Items from a dataset:
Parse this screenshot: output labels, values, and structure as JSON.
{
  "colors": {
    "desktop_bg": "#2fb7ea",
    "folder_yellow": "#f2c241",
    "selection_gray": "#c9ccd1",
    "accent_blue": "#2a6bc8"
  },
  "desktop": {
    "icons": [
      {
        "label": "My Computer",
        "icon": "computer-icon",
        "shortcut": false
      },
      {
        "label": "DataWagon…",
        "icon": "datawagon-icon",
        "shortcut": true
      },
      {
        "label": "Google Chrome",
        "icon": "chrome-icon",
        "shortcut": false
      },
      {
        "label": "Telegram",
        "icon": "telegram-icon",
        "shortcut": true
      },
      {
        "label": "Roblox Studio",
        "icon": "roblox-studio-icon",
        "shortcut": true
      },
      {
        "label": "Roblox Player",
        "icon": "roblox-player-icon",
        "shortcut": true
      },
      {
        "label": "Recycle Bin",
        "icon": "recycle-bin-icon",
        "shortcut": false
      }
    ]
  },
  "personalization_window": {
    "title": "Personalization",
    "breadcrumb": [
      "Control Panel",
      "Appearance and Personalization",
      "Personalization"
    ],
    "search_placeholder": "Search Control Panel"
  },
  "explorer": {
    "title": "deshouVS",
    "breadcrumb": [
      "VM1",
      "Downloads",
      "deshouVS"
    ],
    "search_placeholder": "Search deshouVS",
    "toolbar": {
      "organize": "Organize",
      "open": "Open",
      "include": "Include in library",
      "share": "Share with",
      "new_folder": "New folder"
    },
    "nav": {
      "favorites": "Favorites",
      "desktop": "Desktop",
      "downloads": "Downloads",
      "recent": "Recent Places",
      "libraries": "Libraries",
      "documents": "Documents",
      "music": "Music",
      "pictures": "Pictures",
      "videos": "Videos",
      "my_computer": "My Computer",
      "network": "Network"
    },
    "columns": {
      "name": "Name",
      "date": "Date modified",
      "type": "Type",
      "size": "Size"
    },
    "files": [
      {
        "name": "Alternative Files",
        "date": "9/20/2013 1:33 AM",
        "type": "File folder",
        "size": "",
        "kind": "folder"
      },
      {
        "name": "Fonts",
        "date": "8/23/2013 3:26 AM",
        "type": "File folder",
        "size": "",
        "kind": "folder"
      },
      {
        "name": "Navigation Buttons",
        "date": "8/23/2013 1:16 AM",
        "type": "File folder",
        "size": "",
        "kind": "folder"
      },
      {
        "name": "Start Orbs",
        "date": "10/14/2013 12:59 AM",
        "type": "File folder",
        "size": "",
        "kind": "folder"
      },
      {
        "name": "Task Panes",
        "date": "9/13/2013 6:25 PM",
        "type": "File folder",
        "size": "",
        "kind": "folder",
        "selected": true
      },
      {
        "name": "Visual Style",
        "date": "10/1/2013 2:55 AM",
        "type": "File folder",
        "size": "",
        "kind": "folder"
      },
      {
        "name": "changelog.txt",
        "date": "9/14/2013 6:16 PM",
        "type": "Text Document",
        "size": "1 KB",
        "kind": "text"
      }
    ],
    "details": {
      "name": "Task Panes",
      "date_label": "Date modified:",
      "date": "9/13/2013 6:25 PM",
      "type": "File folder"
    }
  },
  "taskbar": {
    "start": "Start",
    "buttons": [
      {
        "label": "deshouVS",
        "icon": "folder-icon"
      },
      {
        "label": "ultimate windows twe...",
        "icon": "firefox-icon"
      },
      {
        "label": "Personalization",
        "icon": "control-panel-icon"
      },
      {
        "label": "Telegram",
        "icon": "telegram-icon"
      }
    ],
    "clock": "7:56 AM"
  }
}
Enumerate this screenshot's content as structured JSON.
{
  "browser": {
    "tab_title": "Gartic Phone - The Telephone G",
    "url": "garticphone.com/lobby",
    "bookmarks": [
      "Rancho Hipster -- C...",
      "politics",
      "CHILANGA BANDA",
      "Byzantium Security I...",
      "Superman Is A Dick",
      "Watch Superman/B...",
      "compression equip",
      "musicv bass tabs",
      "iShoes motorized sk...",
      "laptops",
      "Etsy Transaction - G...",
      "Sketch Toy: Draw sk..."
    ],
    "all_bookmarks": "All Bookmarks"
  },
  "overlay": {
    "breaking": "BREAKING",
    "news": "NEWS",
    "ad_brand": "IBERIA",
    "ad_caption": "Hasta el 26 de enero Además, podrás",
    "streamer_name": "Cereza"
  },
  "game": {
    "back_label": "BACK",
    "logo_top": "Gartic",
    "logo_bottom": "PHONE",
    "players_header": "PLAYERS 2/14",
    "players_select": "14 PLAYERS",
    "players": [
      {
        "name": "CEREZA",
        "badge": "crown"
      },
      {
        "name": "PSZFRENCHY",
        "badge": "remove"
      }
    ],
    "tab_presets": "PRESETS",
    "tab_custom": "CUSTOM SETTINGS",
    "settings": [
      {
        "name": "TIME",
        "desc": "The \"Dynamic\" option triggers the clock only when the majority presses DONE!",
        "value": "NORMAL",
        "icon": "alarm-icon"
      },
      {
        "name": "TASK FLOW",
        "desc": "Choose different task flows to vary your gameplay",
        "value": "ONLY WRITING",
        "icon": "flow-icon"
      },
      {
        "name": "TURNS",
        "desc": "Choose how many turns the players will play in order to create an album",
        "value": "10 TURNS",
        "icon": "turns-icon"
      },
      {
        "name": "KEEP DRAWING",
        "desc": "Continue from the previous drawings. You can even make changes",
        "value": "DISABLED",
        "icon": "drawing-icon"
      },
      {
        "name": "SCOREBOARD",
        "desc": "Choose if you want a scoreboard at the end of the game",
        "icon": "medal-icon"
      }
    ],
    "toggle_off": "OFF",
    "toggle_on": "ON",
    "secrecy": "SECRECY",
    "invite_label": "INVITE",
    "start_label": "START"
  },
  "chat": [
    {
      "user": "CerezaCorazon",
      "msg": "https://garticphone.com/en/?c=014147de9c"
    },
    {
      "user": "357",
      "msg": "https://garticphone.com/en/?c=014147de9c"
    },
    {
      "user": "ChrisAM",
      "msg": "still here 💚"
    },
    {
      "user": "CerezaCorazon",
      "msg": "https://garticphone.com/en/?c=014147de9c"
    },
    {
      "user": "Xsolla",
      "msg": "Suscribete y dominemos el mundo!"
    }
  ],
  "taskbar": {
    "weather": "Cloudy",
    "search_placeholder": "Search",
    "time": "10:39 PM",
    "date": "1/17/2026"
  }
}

### WHAT THE TASK ASKS
The entries above must be returned in full, exactly as shown.

### RESPONSE
Parse this screenshot: output labels, values, and structure as JSON.
{
  "colors": {
    "desktop_bg": "#2fb7ea",
    "folder_yellow": "#f2c241",
    "selection_gray": "#c9ccd1",
    "accent_blue": "#2a6bc8"
  },
  "desktop": {
    "icons": [
      {
        "label": "My Computer",
        "icon": "computer-icon",
        "shortcut": false
      },
      {
        "label": "DataWagon…",
        "icon": "datawagon-icon",
        "shortcut": true
      },
      {
        "label": "Google Chrome",
        "icon": "chrome-icon",
        "shortcut": false
      },
      {
        "label": "Telegram",
        "icon": "telegram-icon",
        "shortcut": true
      },
      {
        "label": "Roblox Studio",
        "icon": "roblox-studio-icon",
        "shortcut": true
      },
      {
        "label": "Roblox Player",
        "icon": "roblox-player-icon",
        "shortcut": true
      },
      {
        "label": "Recycle Bin",
        "icon": "recycle-bin-icon",
        "shortcut": false
      }
    ]
  },
  "personalization_window": {
    "title": "Personalization",
    "breadcrumb": [
      "Control Panel",
      "Appearance and Personalization",
      "Personalization"
    ],
    "search_placeholder": "Search Control Panel"
  },
  "explorer": {
    "title": "deshouVS",
    "breadcrumb": [
      "VM1",
      "Downloads",
      "deshouVS"
    ],
    "search_placeholder": "Search deshouVS",
    "toolbar": {
      "organize": "Organize",
      "open": "Open",
      "include": "Include in library",
      "share": "Share with",
      "new_folder": "New folder"
    },
    "nav": {
      "favorites": "Favorites",
      "desktop": "Desktop",
      "downloads": "Downloads",
      "recent": "Recent Places",
      "libraries": "Libraries",
      "documents": "Documents",
      "music": "Music",
      "pictures": "Pictures",
      "videos": "Videos",
      "my_computer": "My Computer",
      "network": "Network"
    },
    "columns": {
      "name": "Name",
      "date": "Date modified",
      "type": "Type",
      "size": "Size"
    },
    "files": [
      {
        "name": "Alternative Files",
        "date": "9/20/2013 1:33 AM",
        "type": "File folder",
        "size": "",
        "kind": "folder"
      },
      {
        "name": "Fonts",
        "date": "8/23/2013 3:26 AM",
        "type": "File folder",
        "size": "",
        "kind": "folder"
      },
      {
        "name": "Navigation Buttons",
        "date": "8/23/2013 1:16 AM",
        "type": "File folder",
        "size": "",
        "kind": "folder"
      },
      {
        "name": "Start Orbs",
        "date": "10/14/2013 12:59 AM",
        "type": "File folder",
        "size": "",
        "kind": "folder"
      },
      {
        "name": "Task Panes",
        "date": "9/13/2013 6:25 PM",
        "type": "File folder",
        "size": "",
        "kind": "folder",
        "selected": true
      },
      {
        "name": "Visual Style",
        "date": "10/1/2013 2:55 AM",
        "type": "File folder",
        "size": "",
        "kind": "folder"
      },
      {
        "name": "changelog.txt",
        "date": "9/14/2013 6:16 PM",
        "type": "Text Document",
        "size": "1 KB",
        "kind": "text"
      }
    ],
    "details": {
      "name": "Task Panes",
      "date_label": "Date modified:",
      "date": "9/13/2013 6:25 PM",
      "type": "File folder"
    }
  },
  "taskbar": {
    "start": "Start",
    "buttons": [
      {
        "label": "deshouVS",
        "icon": "folder-icon"
      },
      {
        "label": "ultimate windows twe...",
        "icon": "firefox-icon"
      },
      {
        "label": "Personalization",
        "icon": "control-panel-icon"
      },
      {
        "label": "Telegram",
        "icon": "telegram-icon"
      }
    ],
    "clock": "7:56 AM"
  }
}
Enumerate this screenshot's content as structured JSON.
{
  "browser": {
    "tab_title": "Gartic Phone - The Telephone G",
    "url": "garticphone.com/lobby",
    "bookmarks": [
      "Rancho Hipster -- C...",
      "politics",
      "CHILANGA BANDA",
      "Byzantium Security I...",
      "Superman Is A Dick",
      "Watch Superman/B...",
      "compression equip",
      "musicv bass tabs",
      "iShoes motorized sk...",
      "laptops",
      "Etsy Transaction - G...",
      "Sketch Toy: Draw sk..."
    ],
    "all_bookmarks": "All Bookmarks"
  },
  "overlay": {
    "breaking": "BREAKING",
    "news": "NEWS",
    "ad_brand": "IBERIA",
    "ad_caption": "Hasta el 26 de enero Además, podrás",
    "streamer_name": "Cereza"
  },
  "game": {
    "back_label": "BACK",
    "logo_top": "Gartic",
    "logo_bottom": "PHONE",
    "players_header": "PLAYERS 2/14",
    "players_select": "14 PLAYERS",
    "players": [
      {
        "name": "CEREZA",
        "badge": "crown"
      },
      {
        "name": "PSZFRENCHY",
        "badge": "remove"
      }
    ],
    "tab_presets": "PRESETS",
    "tab_custom": "CUSTOM SETTINGS",
    "settings": [
      {
        "name": "TIME",
        "desc": "The \"Dynamic\" option triggers the clock only when the majority presses DONE!",
        "value": "NORMAL",
        "icon": "alarm-icon"
      },
      {
        "name": "TASK FLOW",
        "desc": "Choose different task flows to vary your gameplay",
        "value": "ONLY WRITING",
        "icon": "flow-icon"
      },
      {
        "name": "TURNS",
        "desc": "Choose how many turns the players will play in order to create an album",
        "value": "10 TURNS",
        "icon": "turns-icon"
      },
      {
        "name": "KEEP DRAWING",
        "desc": "Continue from the previous drawings. You can even make changes",
        "value": "DISABLED",
        "icon": "drawing-icon"
      },
      {
        "name": "SCOREBOARD",
        "desc": "Choose if you want a scoreboard at the end of the game",
        "icon": "medal-icon"
      }
    ],
    "toggle_off": "OFF",
    "toggle_on": "ON",
    "secrecy": "SECRECY",
    "invite_label": "INVITE",
    "start_label": "START"
  },
  "chat": [
    {
      "user": "CerezaCorazon",
      "msg": "https://garticphone.com/en/?c=014147de9c"
    },
    {
      "user": "357",
      "msg": "https://garticphone.com/en/?c=014147de9c"
    },
    {
      "user": "ChrisAM",
      "msg": "still here 💚"
    },
    {
      "user": "CerezaCorazon",
      "msg": "https://garticphone.com/en/?c=014147de9c"
    },
    {
      "user": "Xsolla",
      "msg": "Suscribete y dominemos el mundo!"
    }
  ],
  "taskbar": {
    "weather": "Cloudy",
    "search_placeholder": "Search",
    "time": "10:39 PM",
    "date": "1/17/2026"
  }
}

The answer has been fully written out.